--- Begin ---

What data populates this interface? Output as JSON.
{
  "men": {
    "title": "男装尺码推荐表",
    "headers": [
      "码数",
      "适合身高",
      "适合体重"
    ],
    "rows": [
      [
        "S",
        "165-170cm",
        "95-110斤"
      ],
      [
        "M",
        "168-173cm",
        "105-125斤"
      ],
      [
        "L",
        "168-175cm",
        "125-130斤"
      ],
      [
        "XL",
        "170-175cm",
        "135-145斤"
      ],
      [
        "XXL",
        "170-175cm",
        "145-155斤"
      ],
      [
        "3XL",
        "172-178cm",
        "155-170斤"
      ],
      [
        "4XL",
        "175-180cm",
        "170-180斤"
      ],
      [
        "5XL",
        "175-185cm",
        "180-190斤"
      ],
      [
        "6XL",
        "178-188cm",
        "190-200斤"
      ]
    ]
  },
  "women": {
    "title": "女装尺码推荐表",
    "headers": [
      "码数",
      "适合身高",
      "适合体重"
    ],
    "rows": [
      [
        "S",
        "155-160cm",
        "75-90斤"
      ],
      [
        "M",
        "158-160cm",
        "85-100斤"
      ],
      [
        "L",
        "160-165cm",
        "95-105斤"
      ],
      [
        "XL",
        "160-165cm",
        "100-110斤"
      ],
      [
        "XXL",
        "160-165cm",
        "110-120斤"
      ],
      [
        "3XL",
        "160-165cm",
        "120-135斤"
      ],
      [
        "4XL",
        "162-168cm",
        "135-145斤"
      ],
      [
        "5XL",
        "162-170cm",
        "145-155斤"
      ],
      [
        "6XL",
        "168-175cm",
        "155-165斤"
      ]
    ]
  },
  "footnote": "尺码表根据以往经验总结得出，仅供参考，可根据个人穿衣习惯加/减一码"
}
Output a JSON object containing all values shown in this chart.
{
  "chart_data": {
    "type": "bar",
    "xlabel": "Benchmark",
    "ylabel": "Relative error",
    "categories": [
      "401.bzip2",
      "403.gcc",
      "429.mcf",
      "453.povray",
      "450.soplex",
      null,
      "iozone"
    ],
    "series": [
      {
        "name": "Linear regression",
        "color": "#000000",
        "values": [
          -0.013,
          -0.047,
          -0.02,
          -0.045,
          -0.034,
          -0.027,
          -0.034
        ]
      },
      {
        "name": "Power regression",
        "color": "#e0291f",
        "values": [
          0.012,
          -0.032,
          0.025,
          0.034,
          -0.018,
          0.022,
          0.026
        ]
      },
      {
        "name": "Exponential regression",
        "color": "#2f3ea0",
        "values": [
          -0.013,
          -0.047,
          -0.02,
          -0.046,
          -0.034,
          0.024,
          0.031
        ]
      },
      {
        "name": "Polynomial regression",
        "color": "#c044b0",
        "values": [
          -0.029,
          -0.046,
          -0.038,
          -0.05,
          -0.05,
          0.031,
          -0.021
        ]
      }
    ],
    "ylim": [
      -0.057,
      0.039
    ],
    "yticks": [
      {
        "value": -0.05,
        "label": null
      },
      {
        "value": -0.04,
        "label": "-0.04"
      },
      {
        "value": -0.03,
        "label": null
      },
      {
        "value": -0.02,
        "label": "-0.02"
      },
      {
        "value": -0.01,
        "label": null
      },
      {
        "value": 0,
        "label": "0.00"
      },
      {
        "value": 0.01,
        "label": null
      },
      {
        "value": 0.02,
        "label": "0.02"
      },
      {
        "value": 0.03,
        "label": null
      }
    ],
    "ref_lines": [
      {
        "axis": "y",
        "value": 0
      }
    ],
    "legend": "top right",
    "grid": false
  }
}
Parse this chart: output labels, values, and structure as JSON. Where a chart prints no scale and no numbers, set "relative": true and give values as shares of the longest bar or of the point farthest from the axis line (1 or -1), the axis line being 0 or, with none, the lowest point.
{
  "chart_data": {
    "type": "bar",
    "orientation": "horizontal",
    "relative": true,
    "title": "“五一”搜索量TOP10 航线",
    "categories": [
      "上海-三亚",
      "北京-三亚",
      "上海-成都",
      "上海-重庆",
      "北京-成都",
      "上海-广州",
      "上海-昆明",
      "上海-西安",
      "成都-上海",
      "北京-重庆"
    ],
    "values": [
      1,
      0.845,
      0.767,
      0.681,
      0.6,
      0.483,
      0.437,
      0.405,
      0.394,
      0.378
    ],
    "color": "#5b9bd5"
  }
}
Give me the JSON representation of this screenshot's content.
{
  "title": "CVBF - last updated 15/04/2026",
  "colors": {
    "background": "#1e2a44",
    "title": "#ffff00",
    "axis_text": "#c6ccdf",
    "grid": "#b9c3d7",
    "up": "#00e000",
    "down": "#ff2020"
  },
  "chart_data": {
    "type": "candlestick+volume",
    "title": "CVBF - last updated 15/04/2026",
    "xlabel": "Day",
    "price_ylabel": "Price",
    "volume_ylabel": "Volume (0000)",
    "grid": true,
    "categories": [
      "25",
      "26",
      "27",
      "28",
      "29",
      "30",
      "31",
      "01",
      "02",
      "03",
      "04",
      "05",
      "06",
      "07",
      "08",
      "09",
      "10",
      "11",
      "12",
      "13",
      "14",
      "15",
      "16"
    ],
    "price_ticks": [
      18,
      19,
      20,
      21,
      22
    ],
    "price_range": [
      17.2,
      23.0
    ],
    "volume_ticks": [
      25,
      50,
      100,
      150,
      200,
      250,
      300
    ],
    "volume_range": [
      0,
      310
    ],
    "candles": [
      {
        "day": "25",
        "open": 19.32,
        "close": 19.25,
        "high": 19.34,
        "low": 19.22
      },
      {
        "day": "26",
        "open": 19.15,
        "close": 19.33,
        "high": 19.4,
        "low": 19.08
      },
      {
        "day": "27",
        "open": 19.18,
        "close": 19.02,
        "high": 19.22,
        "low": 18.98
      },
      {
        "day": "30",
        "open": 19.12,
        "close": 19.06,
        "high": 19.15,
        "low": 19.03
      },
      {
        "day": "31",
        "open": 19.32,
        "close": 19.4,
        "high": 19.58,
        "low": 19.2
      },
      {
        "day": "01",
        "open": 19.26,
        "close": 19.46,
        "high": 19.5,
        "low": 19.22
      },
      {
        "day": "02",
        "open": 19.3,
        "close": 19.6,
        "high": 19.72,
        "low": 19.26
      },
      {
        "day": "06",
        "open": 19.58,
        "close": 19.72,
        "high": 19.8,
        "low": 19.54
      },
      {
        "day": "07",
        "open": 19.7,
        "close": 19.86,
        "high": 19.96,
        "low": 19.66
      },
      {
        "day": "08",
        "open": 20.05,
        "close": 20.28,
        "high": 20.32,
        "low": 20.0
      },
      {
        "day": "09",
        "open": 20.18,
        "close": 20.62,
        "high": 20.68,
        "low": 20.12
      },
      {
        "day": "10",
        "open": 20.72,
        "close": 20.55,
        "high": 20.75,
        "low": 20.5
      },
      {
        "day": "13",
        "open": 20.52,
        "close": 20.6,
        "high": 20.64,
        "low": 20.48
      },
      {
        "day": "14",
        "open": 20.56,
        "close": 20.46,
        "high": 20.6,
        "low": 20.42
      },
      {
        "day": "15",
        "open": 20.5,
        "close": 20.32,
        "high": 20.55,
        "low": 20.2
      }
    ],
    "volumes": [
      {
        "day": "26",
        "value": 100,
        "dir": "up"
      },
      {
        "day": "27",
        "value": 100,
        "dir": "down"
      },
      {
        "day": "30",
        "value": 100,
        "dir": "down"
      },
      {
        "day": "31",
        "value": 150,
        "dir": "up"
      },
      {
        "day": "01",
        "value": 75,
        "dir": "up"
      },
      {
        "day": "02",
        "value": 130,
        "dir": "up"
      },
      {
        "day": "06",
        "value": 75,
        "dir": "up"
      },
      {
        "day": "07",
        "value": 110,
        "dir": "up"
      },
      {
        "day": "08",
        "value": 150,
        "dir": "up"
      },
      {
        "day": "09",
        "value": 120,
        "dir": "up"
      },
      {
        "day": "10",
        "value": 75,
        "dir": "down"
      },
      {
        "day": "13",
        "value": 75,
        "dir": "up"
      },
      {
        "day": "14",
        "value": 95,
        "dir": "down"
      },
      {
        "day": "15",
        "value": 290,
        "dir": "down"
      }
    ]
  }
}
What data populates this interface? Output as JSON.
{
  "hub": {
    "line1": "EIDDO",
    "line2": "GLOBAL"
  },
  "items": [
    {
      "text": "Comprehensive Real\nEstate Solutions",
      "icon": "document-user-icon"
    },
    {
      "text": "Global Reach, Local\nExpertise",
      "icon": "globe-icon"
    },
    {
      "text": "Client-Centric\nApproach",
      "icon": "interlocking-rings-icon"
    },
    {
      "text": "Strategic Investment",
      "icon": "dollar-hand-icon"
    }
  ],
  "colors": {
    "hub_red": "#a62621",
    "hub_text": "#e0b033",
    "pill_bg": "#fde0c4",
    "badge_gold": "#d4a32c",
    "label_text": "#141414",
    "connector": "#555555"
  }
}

--- End ---

DIRECTION:
Go through the lines above. Select every one that has the string "last".

OUTPUT OF THE EXERCISE:
  "title": "CVBF - last updated 15/04/2026",
    "title": "CVBF - last updated 15/04/2026",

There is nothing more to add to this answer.